Task objective:
Pull every line containing "been" out of the material below.

[Collected data entries]
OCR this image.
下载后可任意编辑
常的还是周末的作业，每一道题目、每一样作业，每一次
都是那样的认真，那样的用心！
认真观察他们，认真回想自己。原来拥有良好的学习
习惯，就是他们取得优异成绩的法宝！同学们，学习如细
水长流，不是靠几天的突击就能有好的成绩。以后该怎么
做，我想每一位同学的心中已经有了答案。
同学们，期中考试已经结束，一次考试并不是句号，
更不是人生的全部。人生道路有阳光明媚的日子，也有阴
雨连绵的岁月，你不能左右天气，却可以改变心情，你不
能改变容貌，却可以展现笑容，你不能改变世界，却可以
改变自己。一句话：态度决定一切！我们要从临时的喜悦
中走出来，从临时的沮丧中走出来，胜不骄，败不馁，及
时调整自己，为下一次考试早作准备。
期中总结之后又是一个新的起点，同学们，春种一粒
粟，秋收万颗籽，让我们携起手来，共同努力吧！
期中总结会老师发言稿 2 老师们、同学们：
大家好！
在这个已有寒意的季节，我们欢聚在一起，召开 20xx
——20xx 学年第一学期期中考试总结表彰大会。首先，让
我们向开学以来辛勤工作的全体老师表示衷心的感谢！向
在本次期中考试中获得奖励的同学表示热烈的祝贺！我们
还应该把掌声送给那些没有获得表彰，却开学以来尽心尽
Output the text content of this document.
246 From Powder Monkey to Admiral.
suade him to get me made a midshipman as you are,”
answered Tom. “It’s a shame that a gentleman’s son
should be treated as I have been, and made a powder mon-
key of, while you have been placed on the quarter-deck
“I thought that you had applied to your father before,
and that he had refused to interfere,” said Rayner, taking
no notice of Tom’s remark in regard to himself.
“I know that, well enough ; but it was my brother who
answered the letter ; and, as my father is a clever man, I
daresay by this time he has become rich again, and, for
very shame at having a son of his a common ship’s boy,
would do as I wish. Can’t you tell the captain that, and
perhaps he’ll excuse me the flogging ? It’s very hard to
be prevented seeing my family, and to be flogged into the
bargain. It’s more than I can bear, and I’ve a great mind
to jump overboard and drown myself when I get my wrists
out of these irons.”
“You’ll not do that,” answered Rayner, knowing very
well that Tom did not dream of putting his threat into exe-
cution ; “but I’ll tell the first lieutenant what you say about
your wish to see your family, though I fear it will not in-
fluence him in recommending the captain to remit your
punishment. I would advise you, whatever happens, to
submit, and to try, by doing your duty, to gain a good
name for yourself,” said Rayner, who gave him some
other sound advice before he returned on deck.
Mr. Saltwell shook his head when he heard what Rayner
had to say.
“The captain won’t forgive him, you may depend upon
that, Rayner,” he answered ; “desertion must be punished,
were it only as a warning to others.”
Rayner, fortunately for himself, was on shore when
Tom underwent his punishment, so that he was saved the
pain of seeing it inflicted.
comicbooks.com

Result below:
should be treated as I have been, and made a powder mon-
key of, while you have been placed on the quarter-deck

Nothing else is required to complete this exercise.